WHAT NEEDS TO BE DONE
Find the lines with the string "达到问话的目的" and return them.
• • • • • • •
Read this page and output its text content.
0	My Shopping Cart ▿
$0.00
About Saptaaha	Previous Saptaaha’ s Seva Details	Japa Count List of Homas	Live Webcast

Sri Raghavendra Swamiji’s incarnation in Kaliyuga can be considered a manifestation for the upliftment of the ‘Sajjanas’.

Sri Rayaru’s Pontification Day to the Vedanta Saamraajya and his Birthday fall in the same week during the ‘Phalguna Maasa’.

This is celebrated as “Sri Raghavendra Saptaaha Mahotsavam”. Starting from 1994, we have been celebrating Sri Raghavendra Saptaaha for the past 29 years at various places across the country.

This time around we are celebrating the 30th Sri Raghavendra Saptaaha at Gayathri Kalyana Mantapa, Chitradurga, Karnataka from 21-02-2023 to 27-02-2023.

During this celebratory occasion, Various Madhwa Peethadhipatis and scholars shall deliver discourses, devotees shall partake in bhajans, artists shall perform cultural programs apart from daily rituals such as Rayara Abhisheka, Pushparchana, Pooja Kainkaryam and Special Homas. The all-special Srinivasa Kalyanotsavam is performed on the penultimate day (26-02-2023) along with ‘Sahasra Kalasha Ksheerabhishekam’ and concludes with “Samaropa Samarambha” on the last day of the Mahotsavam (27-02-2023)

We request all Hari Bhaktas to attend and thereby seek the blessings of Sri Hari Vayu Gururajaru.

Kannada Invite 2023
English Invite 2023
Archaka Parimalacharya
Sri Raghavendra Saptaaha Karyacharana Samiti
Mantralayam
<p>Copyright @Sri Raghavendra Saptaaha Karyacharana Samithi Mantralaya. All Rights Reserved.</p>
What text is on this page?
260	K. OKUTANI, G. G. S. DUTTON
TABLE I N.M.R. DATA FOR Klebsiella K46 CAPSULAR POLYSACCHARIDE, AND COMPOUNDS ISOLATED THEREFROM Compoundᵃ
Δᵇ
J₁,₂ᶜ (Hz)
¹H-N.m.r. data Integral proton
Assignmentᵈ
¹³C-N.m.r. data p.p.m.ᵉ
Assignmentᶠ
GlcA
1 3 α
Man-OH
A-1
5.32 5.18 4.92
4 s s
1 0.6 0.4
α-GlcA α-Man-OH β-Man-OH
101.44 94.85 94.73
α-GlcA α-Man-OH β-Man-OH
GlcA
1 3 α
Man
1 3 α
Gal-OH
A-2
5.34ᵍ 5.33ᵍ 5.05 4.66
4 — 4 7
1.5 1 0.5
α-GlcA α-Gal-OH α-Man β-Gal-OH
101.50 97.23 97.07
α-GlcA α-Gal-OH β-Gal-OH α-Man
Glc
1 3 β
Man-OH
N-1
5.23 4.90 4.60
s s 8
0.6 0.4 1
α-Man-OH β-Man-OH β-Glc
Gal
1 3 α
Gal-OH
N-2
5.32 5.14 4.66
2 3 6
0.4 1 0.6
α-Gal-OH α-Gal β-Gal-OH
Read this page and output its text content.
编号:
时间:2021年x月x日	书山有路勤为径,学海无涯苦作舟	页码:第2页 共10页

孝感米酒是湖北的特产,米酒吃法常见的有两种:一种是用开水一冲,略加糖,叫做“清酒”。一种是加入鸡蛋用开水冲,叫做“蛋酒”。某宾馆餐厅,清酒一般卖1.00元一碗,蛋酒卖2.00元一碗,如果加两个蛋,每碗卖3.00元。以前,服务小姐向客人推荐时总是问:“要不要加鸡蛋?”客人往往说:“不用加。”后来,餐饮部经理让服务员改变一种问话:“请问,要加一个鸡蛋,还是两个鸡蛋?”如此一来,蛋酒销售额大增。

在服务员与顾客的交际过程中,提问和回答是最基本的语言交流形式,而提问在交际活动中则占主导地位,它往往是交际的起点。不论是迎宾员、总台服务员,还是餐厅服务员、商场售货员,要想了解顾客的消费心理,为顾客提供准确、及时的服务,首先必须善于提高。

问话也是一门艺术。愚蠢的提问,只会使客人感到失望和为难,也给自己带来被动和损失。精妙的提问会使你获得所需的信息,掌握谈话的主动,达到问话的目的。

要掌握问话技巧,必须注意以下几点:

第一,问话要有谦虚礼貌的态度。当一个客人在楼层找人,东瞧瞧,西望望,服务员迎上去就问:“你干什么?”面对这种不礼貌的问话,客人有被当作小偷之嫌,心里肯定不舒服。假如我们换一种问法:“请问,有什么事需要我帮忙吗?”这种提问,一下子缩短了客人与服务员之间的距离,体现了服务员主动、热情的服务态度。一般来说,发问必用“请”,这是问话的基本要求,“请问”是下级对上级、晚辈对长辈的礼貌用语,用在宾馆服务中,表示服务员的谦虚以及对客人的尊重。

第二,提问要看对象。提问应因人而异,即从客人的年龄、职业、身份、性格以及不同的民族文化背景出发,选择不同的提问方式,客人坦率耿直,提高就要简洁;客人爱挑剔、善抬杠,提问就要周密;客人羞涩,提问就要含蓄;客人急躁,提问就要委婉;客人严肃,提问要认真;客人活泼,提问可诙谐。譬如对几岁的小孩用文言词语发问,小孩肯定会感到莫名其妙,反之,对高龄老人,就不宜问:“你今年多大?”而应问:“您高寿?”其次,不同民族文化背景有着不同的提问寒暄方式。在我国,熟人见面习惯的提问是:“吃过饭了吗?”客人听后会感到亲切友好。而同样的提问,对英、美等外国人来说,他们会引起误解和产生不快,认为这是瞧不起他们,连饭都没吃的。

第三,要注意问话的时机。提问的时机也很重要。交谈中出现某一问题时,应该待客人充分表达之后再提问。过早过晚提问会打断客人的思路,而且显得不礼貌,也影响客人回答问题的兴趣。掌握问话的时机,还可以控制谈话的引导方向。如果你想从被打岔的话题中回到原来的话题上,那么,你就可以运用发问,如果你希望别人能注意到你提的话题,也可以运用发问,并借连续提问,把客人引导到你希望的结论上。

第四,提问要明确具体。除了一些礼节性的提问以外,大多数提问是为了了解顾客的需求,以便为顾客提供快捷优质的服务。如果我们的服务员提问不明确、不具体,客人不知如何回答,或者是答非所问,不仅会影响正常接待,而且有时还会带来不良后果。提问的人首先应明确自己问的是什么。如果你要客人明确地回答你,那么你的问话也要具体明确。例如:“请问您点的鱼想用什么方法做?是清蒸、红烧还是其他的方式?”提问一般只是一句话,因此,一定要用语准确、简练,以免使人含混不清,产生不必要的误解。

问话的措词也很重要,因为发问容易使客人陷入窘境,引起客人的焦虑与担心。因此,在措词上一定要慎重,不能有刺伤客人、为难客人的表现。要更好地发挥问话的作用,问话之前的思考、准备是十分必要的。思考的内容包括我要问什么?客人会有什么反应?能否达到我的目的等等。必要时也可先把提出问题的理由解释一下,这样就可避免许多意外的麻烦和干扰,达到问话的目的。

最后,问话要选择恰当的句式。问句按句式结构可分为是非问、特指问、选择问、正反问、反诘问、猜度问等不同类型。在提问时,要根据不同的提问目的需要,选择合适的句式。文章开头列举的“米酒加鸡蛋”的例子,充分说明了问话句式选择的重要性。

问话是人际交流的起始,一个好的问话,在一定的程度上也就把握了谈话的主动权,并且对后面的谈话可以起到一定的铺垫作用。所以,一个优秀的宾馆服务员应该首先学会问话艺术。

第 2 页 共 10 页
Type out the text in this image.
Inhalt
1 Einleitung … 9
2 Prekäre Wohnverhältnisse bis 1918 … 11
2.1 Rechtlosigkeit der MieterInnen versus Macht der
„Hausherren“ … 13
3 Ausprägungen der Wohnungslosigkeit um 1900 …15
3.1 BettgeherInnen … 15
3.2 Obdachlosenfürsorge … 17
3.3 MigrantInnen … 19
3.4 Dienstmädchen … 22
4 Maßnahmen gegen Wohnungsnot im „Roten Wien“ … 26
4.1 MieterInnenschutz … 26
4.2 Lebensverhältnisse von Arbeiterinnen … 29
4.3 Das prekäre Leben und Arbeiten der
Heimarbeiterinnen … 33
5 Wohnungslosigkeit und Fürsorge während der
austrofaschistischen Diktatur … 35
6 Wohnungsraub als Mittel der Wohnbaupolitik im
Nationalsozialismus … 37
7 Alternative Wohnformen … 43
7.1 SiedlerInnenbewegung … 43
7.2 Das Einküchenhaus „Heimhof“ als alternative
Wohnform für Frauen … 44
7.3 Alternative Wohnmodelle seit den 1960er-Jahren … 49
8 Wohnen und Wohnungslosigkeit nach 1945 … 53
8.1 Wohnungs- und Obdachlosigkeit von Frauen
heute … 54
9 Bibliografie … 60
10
• • • • • • •
TASK OUTPUT
问话也是一门艺术。愚蠢的提问,只会使客人感到失望和为难,也给自己带来被动和损失。精妙的提问会使你获得所需的信息,掌握谈话的主动,达到问话的目的。
问话的措词也很重要,因为发问容易使客人陷入窘境,引起客人的焦虑与担心。因此,在措词上一定要慎重,不能有刺伤客人、为难客人的表现。要更好地发挥问话的作用,问话之前的思考、准备是十分必要的。思考的内容包括我要问什么?客人会有什么反应?能否达到我的目的等等。必要时也可先把提出问题的理由解释一下,这样就可避免许多意外的麻烦和干扰,达到问话的目的。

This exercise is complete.